Stored data entries:
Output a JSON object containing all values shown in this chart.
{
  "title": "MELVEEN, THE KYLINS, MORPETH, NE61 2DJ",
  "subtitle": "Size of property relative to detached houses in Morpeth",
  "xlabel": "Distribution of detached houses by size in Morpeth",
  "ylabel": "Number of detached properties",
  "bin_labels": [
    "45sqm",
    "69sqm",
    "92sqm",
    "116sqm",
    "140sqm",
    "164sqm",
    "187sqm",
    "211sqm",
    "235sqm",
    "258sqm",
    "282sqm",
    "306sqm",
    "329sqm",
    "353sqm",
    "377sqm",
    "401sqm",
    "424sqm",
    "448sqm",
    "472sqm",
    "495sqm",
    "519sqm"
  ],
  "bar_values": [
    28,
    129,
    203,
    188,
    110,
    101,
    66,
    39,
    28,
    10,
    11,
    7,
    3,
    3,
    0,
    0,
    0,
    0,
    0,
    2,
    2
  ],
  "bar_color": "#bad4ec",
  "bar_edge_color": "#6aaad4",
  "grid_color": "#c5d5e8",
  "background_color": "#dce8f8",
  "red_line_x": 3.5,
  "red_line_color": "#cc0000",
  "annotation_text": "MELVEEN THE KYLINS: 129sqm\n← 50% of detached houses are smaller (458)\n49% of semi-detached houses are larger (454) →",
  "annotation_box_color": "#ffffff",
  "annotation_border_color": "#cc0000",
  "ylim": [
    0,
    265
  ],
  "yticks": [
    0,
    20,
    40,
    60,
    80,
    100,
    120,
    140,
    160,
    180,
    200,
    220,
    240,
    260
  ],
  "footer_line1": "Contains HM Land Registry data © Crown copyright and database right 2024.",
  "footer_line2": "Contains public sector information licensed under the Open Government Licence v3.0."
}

**What the task asks**
Repeat the data verbatim.

**Answer for this exercise**
Output a JSON object containing all values shown in this chart.
{
  "title": "MELVEEN, THE KYLINS, MORPETH, NE61 2DJ",
  "subtitle": "Size of property relative to detached houses in Morpeth",
  "xlabel": "Distribution of detached houses by size in Morpeth",
  "ylabel": "Number of detached properties",
  "bin_labels": [
    "45sqm",
    "69sqm",
    "92sqm",
    "116sqm",
    "140sqm",
    "164sqm",
    "187sqm",
    "211sqm",
    "235sqm",
    "258sqm",
    "282sqm",
    "306sqm",
    "329sqm",
    "353sqm",
    "377sqm",
    "401sqm",
    "424sqm",
    "448sqm",
    "472sqm",
    "495sqm",
    "519sqm"
  ],
  "bar_values": [
    28,
    129,
    203,
    188,
    110,
    101,
    66,
    39,
    28,
    10,
    11,
    7,
    3,
    3,
    0,
    0,
    0,
    0,
    0,
    2,
    2
  ],
  "bar_color": "#bad4ec",
  "bar_edge_color": "#6aaad4",
  "grid_color": "#c5d5e8",
  "background_color": "#dce8f8",
  "red_line_x": 3.5,
  "red_line_color": "#cc0000",
  "annotation_text": "MELVEEN THE KYLINS: 129sqm\n← 50% of detached houses are smaller (458)\n49% of semi-detached houses are larger (454) →",
  "annotation_box_color": "#ffffff",
  "annotation_border_color": "#cc0000",
  "ylim": [
    0,
    265
  ],
  "yticks": [
    0,
    20,
    40,
    60,
    80,
    100,
    120,
    140,
    160,
    180,
    200,
    220,
    240,
    260
  ],
  "footer_line1": "Contains HM Land Registry data © Crown copyright and database right 2024.",
  "footer_line2": "Contains public sector information licensed under the Open Government Licence v3.0."
}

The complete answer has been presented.